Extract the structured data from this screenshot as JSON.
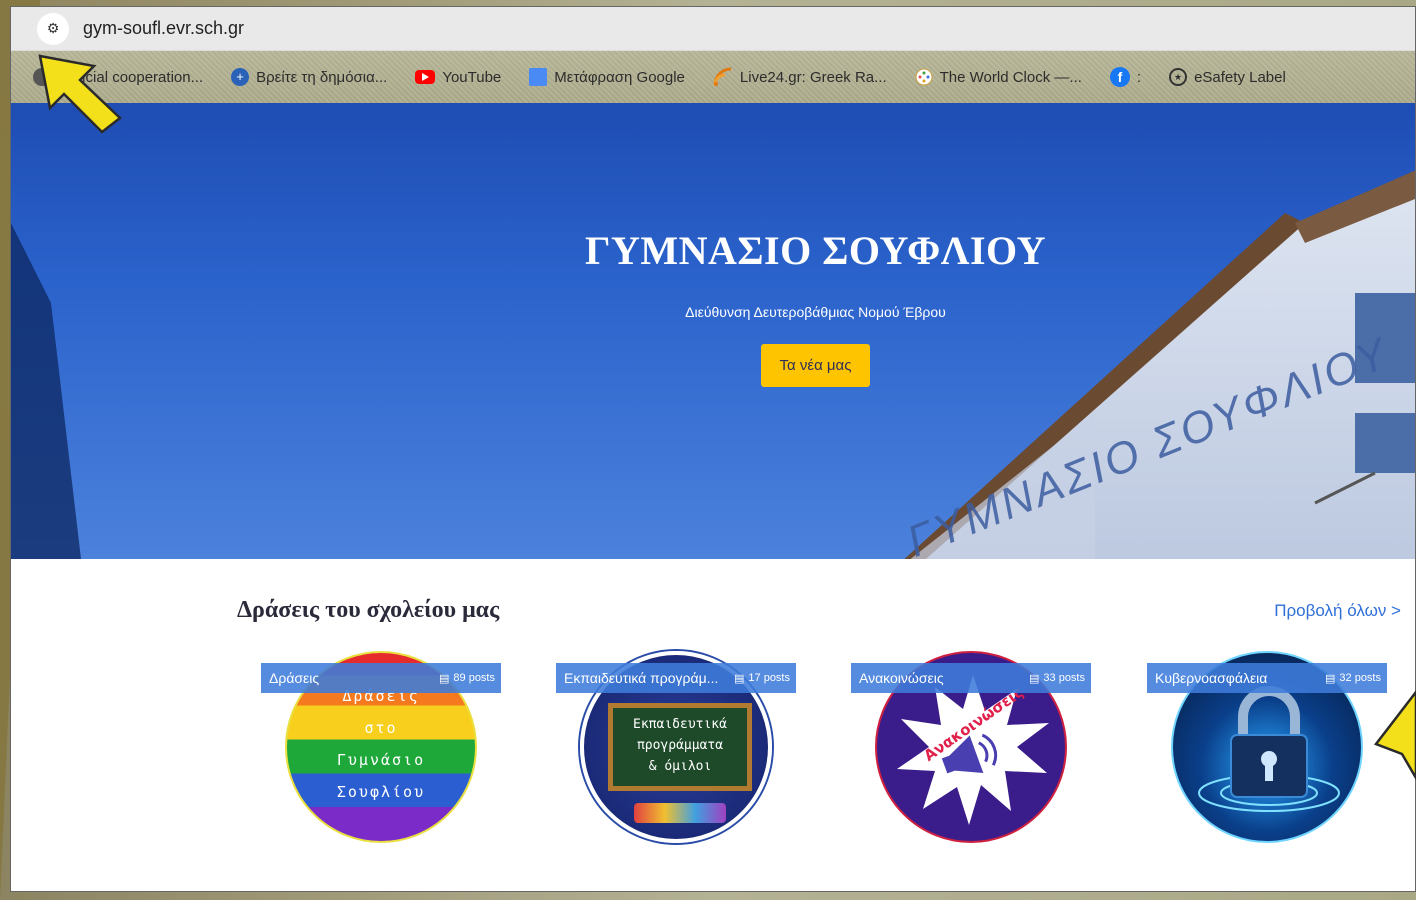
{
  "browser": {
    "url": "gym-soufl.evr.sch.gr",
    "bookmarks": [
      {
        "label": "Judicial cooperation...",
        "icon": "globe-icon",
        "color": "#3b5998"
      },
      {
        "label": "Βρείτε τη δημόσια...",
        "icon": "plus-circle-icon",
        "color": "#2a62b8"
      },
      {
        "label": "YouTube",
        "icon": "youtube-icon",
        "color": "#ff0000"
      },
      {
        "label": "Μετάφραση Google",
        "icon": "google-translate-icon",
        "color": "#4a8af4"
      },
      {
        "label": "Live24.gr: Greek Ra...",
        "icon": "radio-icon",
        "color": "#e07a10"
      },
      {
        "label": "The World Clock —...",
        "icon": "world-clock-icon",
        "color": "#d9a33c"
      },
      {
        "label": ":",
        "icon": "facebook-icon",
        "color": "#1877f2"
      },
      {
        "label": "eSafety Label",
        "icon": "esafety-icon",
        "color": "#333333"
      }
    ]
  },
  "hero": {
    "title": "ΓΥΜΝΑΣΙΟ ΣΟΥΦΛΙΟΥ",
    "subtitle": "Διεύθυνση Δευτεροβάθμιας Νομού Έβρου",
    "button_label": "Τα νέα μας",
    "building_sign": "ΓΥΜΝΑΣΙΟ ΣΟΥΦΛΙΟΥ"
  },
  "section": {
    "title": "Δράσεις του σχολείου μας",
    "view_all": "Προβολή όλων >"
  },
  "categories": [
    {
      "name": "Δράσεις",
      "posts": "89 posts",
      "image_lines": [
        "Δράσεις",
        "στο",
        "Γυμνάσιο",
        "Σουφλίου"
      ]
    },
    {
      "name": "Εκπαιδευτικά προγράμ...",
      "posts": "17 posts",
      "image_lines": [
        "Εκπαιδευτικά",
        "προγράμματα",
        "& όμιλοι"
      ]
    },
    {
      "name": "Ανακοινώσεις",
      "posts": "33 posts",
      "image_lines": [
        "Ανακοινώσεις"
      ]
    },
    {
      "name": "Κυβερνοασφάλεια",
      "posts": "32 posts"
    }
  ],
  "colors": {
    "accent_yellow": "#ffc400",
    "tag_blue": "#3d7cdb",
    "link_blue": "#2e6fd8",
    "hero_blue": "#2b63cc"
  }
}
*-*-*
Task instructions
Find all lines with "ΓΥΜΝΑΣΙΟ" in them and copy each one.

Result of the task
    "title": "ΓΥΜΝΑΣΙΟ ΣΟΥΦΛΙΟΥ",
    "building_sign": "ΓΥΜΝΑΣΙΟ ΣΟΥΦΛΙΟΥ"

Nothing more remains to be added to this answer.